Given request.
Return each line of the records holding the string "Management".

Exercise data.
------------

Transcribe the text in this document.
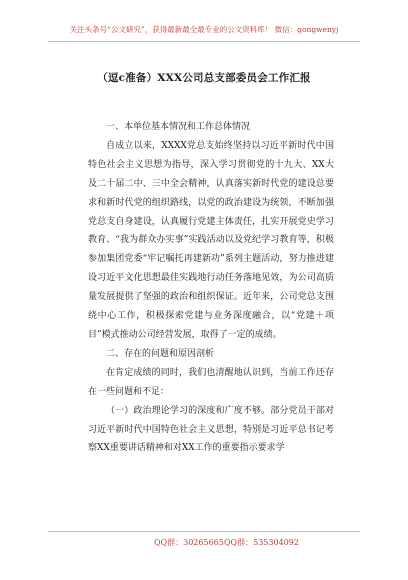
关注头条号“公文研究”，获得最新最全最专业的公文资料库！ 微信：gongwenyj
（逗c准备）XXX公司总支部委员会工作汇报

一、本单位基本情况和工作总体情况

自成立以来，XXXX党总支始终坚持以习近平新时代中国特色社会主义思想为指导，深入学习贯彻党的十九大、XX大及二十届二中、三中全会精神，认真落实新时代党的建设总要求和新时代党的组织路线，以党的政治建设为统领，不断加强党总支自身建设，认真履行党建主体责任，扎实开展党史学习教育、“我为群众办实事”实践活动以及党纪学习教育等，积极参加集团党委“牢记嘱托再建新功”系列主题活动，努力推进建设习近平文化思想最佳实践地行动任务落地见效，为公司高质量发展提供了坚强的政治和组织保证。近年来，公司党总支围绕中心工作，积极探索党建与业务深度融合，以“党建＋项目”模式推动公司经营发展，取得了一定的成绩。

二、存在的问题和原因剖析

在肯定成绩的同时，我们也清醒地认识到，当前工作还存在一些问题和不足：

（一）政治理论学习的深度和广度不够。部分党员干部对习近平新时代中国特色社会主义思想，特别是习近平总书记考察XX重要讲话精神和对XX工作的重要指示要求学

QQ群：30265665 QQ群：535304092
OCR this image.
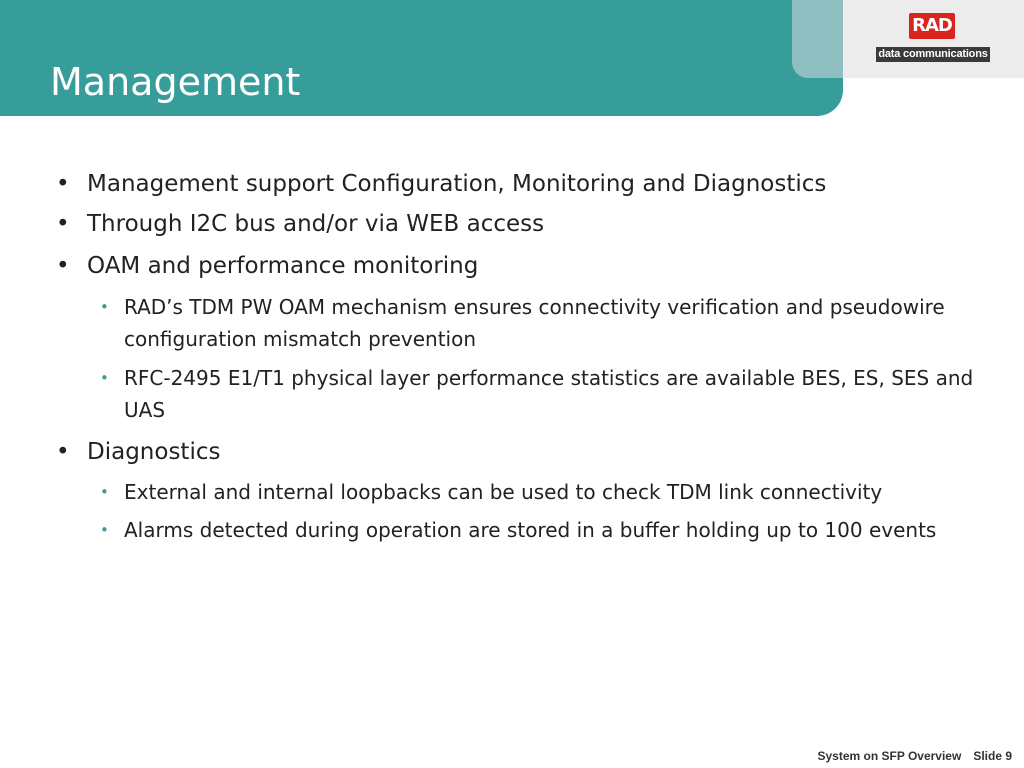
Management
RAD
data communications
• Management support Configuration, Monitoring and Diagnostics
• Through I2C bus and/or via WEB access
• OAM and performance monitoring
• RAD’s TDM PW OAM mechanism ensures connectivity verification and pseudowire configuration mismatch prevention
• RFC-2495 E1/T1 physical layer performance statistics are available BES, ES, SES and UAS
• Diagnostics
• External and internal loopbacks can be used to check TDM link connectivity
• Alarms detected during operation are stored in a buffer holding up to 100 events
System on SFP Overview Slide 9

------------

Answer to this problem.
Management
• Management support Configuration, Monitoring and Diagnostics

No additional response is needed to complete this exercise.